• **Extracted data entries**

======

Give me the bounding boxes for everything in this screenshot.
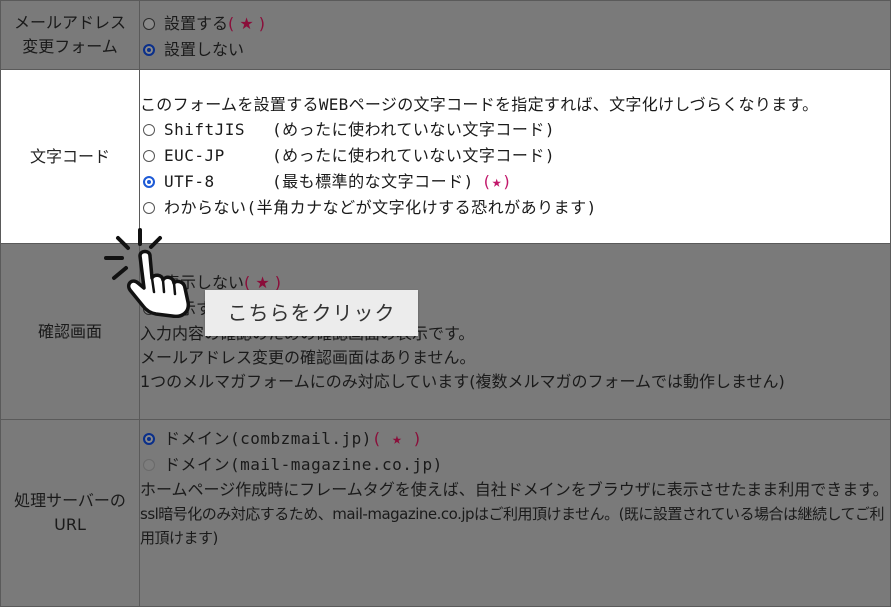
option-eucjp[interactable]: EUC-JP (めったに使われていない文字コード) <box>140 143 890 169</box>
row-email-change: メールアドレス 変更フォーム 設置する ( ★ ) 設置しない <box>0 0 891 70</box>
row-server-url: 処理サーバーの URL ドメイン(combzmail.jp) ( ★ ) ドメイ… <box>0 419 891 607</box>
option-shiftjis[interactable]: ShiftJIS (めったに使われていない文字コード) <box>140 117 890 143</box>
option-utf8[interactable]: UTF-8 (最も標準的な文字コード) (★) <box>140 169 890 195</box>
radio-install[interactable] <box>143 18 155 30</box>
radio-combzmail[interactable] <box>143 433 155 445</box>
radio-shiftjis[interactable] <box>143 123 155 136</box>
row-charset: 文字コード このフォームを設置するWEBページの文字コードを指定すれば、文字化け… <box>0 69 891 244</box>
label-charset: 文字コード <box>0 69 140 244</box>
hand-pointer-click-icon <box>104 228 191 318</box>
click-here-tooltip[interactable]: こちらをクリック <box>205 290 418 336</box>
recommended-star: ( ★ ) <box>228 14 266 33</box>
label-email-change: メールアドレス 変更フォーム <box>0 0 140 70</box>
option-combzmail[interactable]: ドメイン(combzmail.jp) ( ★ ) <box>140 426 890 452</box>
option-install[interactable]: 設置する ( ★ ) <box>140 11 890 37</box>
confirm-desc-2: メールアドレス変更の確認画面はありません。 <box>140 347 476 367</box>
content-charset: このフォームを設置するWEBページの文字コードを指定すれば、文字化けしづらくなり… <box>139 69 891 244</box>
radio-utf8[interactable] <box>143 175 155 188</box>
option-no-install[interactable]: 設置しない <box>140 37 890 63</box>
label-server-url: 処理サーバーの URL <box>0 419 140 607</box>
option-unknown[interactable]: わからない (半角カナなどが文字化けする恐れがあります) <box>140 195 890 221</box>
recommended-star: (★) <box>481 171 513 191</box>
recommended-star: ( ★ ) <box>371 429 423 448</box>
radio-unknown[interactable] <box>143 201 155 214</box>
server-desc-1: ホームページ作成時にフレームタグを使えば、自社ドメインをブラウザに表示させたまま… <box>140 480 889 499</box>
confirm-desc-3: 1つのメルマガフォームにのみ対応しています(複数メルマガのフォームでは動作しませ… <box>140 371 785 391</box>
radio-eucjp[interactable] <box>143 149 155 162</box>
charset-description: このフォームを設置するWEBページの文字コードを指定すれば、文字化けしづらくなり… <box>140 94 819 114</box>
content-email-change: 設置する ( ★ ) 設置しない <box>139 0 891 70</box>
option-mail-magazine: ドメイン(mail-magazine.co.jp) <box>140 452 890 478</box>
content-server-url: ドメイン(combzmail.jp) ( ★ ) ドメイン(mail-magaz… <box>139 419 891 607</box>
radio-no-install[interactable] <box>143 44 155 56</box>
server-desc-2: ssl暗号化のみ対応するため、mail-magazine.co.jpはご利用頂け… <box>140 505 885 547</box>
radio-mail-magazine <box>143 459 155 471</box>
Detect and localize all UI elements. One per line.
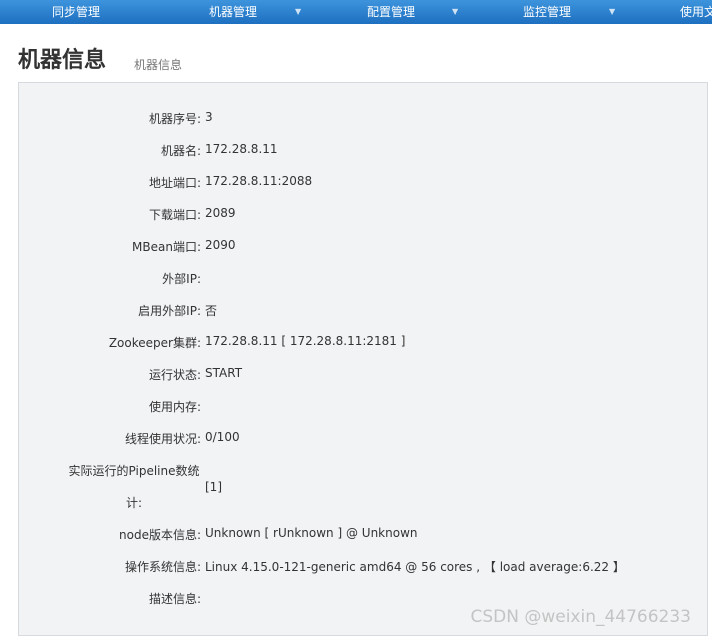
field-label: 使用内存:: [148, 400, 201, 414]
field-value: 2090: [205, 238, 236, 252]
page-title: 机器信息: [18, 48, 107, 73]
field-value: 否: [205, 304, 218, 318]
field-value: 0/100: [205, 430, 240, 444]
field-label: 外部IP:: [162, 272, 201, 286]
nav-item-config[interactable]: 配置管理: [367, 0, 415, 24]
field-label-line-2: 计:: [125, 496, 143, 510]
nav-item-monitor[interactable]: 监控管理: [523, 0, 571, 24]
field-value: 3: [205, 110, 213, 124]
field-value: START: [205, 366, 243, 380]
field-value: [1]: [205, 480, 222, 494]
field-label: node版本信息:: [119, 528, 201, 542]
chevron-down-icon[interactable]: ▼: [609, 0, 615, 24]
nav-item-machine[interactable]: 机器管理: [209, 0, 257, 24]
field-label: Zookeeper集群:: [108, 336, 201, 350]
field-label: 运行状态:: [148, 368, 201, 382]
field-label: 机器序号:: [148, 112, 201, 126]
field-value: 2089: [205, 206, 236, 220]
chevron-down-icon[interactable]: ▼: [295, 0, 301, 24]
top-nav-bar: 同步管理 机器管理 ▼ 配置管理 ▼ 监控管理 ▼ 使用文: [0, 0, 712, 24]
csdn-watermark: CSDN @weixin_44766233: [470, 607, 691, 627]
field-label: 描述信息:: [148, 592, 201, 606]
nav-item-usage[interactable]: 使用文: [680, 0, 712, 24]
chevron-down-icon[interactable]: ▼: [452, 0, 458, 24]
field-value: Unknown [ rUnknown ] @ Unknown: [205, 526, 418, 540]
field-label: 机器名:: [160, 144, 201, 158]
nav-item-sync[interactable]: 同步管理: [52, 0, 100, 24]
page-subtitle: 机器信息: [134, 58, 183, 72]
field-label: 启用外部IP:: [138, 304, 201, 318]
page-header: 机器信息 机器信息: [0, 24, 712, 82]
field-value: 172.28.8.11: [205, 142, 278, 156]
field-value: Linux 4.15.0-121-generic amd64 @ 56 core…: [205, 560, 625, 574]
field-label: 实际运行的Pipeline数统 计:: [59, 455, 209, 519]
field-value: 172.28.8.11 [ 172.28.8.11:2181 ]: [205, 334, 406, 348]
field-label: 地址端口:: [148, 176, 201, 190]
machine-info-panel: 机器序号: 3 机器名: 172.28.8.11 地址端口: 172.28.8.…: [18, 82, 708, 636]
field-value: 172.28.8.11:2088: [205, 174, 313, 188]
info-row: 实际运行的Pipeline数统 计: [1]: [19, 455, 707, 519]
field-label: 线程使用状况:: [124, 432, 201, 446]
field-label: 操作系统信息:: [124, 560, 201, 574]
field-label: 下载端口:: [148, 208, 201, 222]
field-label: MBean端口:: [132, 240, 201, 254]
field-label-line-1: 实际运行的Pipeline数统: [68, 464, 200, 478]
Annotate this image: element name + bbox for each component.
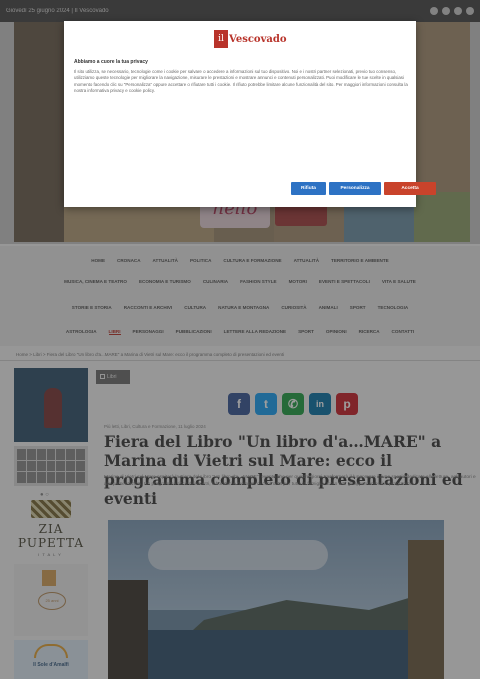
customize-button[interactable]: Personalizza <box>329 182 381 195</box>
consent-heading: Abbiamo a cuore la tua privacy <box>74 59 148 65</box>
site-logo: il Vescovado <box>214 28 287 50</box>
logo-word: Vescovado <box>229 33 287 45</box>
page: Giovedì 25 giugno 2024 | Il Vescovado he… <box>0 0 480 679</box>
reject-button[interactable]: Rifiuta <box>291 182 326 195</box>
consent-dialog: il Vescovado Abbiamo a cuore la tua priv… <box>64 21 436 207</box>
consent-body: Il sito utilizza, se necessario, tecnolo… <box>74 69 408 94</box>
accept-button[interactable]: Accetta <box>384 182 436 195</box>
logo-mark: il <box>214 30 228 48</box>
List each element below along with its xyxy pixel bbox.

======

• **Exercise requirements**
Can you print every line of the records above without changing a character, leaving the pictures out?

• **Exercise response**
Give me the bounding boxes for everything in this screenshot.
option-eucjp[interactable]: EUC-JP (めったに使われていない文字コード) <box>140 143 890 169</box>
row-email-change: メールアドレス 変更フォーム 設置する ( ★ ) 設置しない <box>0 0 891 70</box>
row-server-url: 処理サーバーの URL ドメイン(combzmail.jp) ( ★ ) ドメイ… <box>0 419 891 607</box>
option-shiftjis[interactable]: ShiftJIS (めったに使われていない文字コード) <box>140 117 890 143</box>
option-utf8[interactable]: UTF-8 (最も標準的な文字コード) (★) <box>140 169 890 195</box>
radio-install[interactable] <box>143 18 155 30</box>
radio-combzmail[interactable] <box>143 433 155 445</box>
radio-shiftjis[interactable] <box>143 123 155 136</box>
row-charset: 文字コード このフォームを設置するWEBページの文字コードを指定すれば、文字化け… <box>0 69 891 244</box>
label-charset: 文字コード <box>0 69 140 244</box>
hand-pointer-click-icon <box>104 228 191 318</box>
click-here-tooltip[interactable]: こちらをクリック <box>205 290 418 336</box>
recommended-star: ( ★ ) <box>228 14 266 33</box>
label-email-change: メールアドレス 変更フォーム <box>0 0 140 70</box>
option-combzmail[interactable]: ドメイン(combzmail.jp) ( ★ ) <box>140 426 890 452</box>
option-install[interactable]: 設置する ( ★ ) <box>140 11 890 37</box>
confirm-desc-2: メールアドレス変更の確認画面はありません。 <box>140 347 476 367</box>
content-charset: このフォームを設置するWEBページの文字コードを指定すれば、文字化けしづらくなり… <box>139 69 891 244</box>
radio-utf8[interactable] <box>143 175 155 188</box>
option-no-install[interactable]: 設置しない <box>140 37 890 63</box>
label-server-url: 処理サーバーの URL <box>0 419 140 607</box>
option-unknown[interactable]: わからない (半角カナなどが文字化けする恐れがあります) <box>140 195 890 221</box>
recommended-star: (★) <box>481 171 513 191</box>
recommended-star: ( ★ ) <box>371 429 423 448</box>
radio-unknown[interactable] <box>143 201 155 214</box>
server-desc-1: ホームページ作成時にフレームタグを使えば、自社ドメインをブラウザに表示させたまま… <box>140 480 889 499</box>
confirm-desc-3: 1つのメルマガフォームにのみ対応しています(複数メルマガのフォームでは動作しませ… <box>140 371 785 391</box>
radio-eucjp[interactable] <box>143 149 155 162</box>
charset-description: このフォームを設置するWEBページの文字コードを指定すれば、文字化けしづらくなり… <box>140 94 819 114</box>
content-email-change: 設置する ( ★ ) 設置しない <box>139 0 891 70</box>
option-mail-magazine: ドメイン(mail-magazine.co.jp) <box>140 452 890 478</box>
content-server-url: ドメイン(combzmail.jp) ( ★ ) ドメイン(mail-magaz… <box>139 419 891 607</box>
radio-no-install[interactable] <box>143 44 155 56</box>
server-desc-2: ssl暗号化のみ対応するため、mail-magazine.co.jpはご利用頂け… <box>140 505 885 547</box>
radio-mail-magazine <box>143 459 155 471</box>
Detect and localize all UI elements. One per line.
field-label: 使用内存:: [148, 400, 201, 414]
field-value: 2090: [205, 238, 236, 252]
page-title: 机器信息: [18, 48, 107, 73]
field-value: 否: [205, 304, 218, 318]
field-value: 0/100: [205, 430, 240, 444]
field-label: 外部IP:: [162, 272, 201, 286]
nav-item-config[interactable]: 配置管理: [367, 0, 415, 24]
field-label-line-2: 计:: [125, 496, 143, 510]
nav-item-monitor[interactable]: 监控管理: [523, 0, 571, 24]
field-value: 3: [205, 110, 213, 124]
field-value: START: [205, 366, 243, 380]
field-value: [1]: [205, 480, 222, 494]
field-label: node版本信息:: [119, 528, 201, 542]
chevron-down-icon[interactable]: ▼: [609, 0, 615, 24]
nav-item-machine[interactable]: 机器管理: [209, 0, 257, 24]
field-label: Zookeeper集群:: [108, 336, 201, 350]
field-label: 运行状态:: [148, 368, 201, 382]
field-label: 机器序号:: [148, 112, 201, 126]
field-value: 2089: [205, 206, 236, 220]
chevron-down-icon[interactable]: ▼: [295, 0, 301, 24]
top-nav-bar: 同步管理 机器管理 ▼ 配置管理 ▼ 监控管理 ▼ 使用文: [0, 0, 712, 24]
csdn-watermark: CSDN @weixin_44766233: [470, 607, 691, 627]
field-label: 描述信息:: [148, 592, 201, 606]
nav-item-usage[interactable]: 使用文: [680, 0, 712, 24]
chevron-down-icon[interactable]: ▼: [452, 0, 458, 24]
field-value: Unknown [ rUnknown ] @ Unknown: [205, 526, 418, 540]
field-label: 机器名:: [160, 144, 201, 158]
nav-item-sync[interactable]: 同步管理: [52, 0, 100, 24]
page-subtitle: 机器信息: [134, 58, 183, 72]
field-label: 启用外部IP:: [138, 304, 201, 318]
page-header: 机器信息 机器信息: [0, 24, 712, 82]
field-value: 172.28.8.11: [205, 142, 278, 156]
field-value: Linux 4.15.0-121-generic amd64 @ 56 core…: [205, 560, 625, 574]
field-label: 实际运行的Pipeline数统 计:: [59, 455, 209, 519]
field-value: 172.28.8.11 [ 172.28.8.11:2181 ]: [205, 334, 406, 348]
field-label: 地址端口:: [148, 176, 201, 190]
machine-info-panel: 机器序号: 3 机器名: 172.28.8.11 地址端口: 172.28.8.…: [18, 82, 708, 636]
field-value: 172.28.8.11:2088: [205, 174, 313, 188]
info-row: 实际运行的Pipeline数统 计: [1]: [19, 455, 707, 519]
field-label: 线程使用状况:: [124, 432, 201, 446]
field-label: 操作系统信息:: [124, 560, 201, 574]
field-label: 下载端口:: [148, 208, 201, 222]
field-label: MBean端口:: [132, 240, 201, 254]
field-label-line-1: 实际运行的Pipeline数统: [68, 464, 200, 478]
Annotate this image: element name + bbox for each component.
customize-button[interactable]: Personalizza <box>329 182 381 195</box>
consent-heading: Abbiamo a cuore la tua privacy <box>74 59 148 65</box>
site-logo: il Vescovado <box>214 28 287 50</box>
logo-word: Vescovado <box>229 33 287 45</box>
page: Giovedì 25 giugno 2024 | Il Vescovado he… <box>0 0 480 679</box>
reject-button[interactable]: Rifiuta <box>291 182 326 195</box>
consent-dialog: il Vescovado Abbiamo a cuore la tua priv… <box>64 21 436 207</box>
consent-body: Il sito utilizza, se necessario, tecnolo… <box>74 69 408 94</box>
accept-button[interactable]: Accetta <box>384 182 436 195</box>
logo-mark: il <box>214 30 228 48</box>
List each element below along with its xyxy pixel bbox.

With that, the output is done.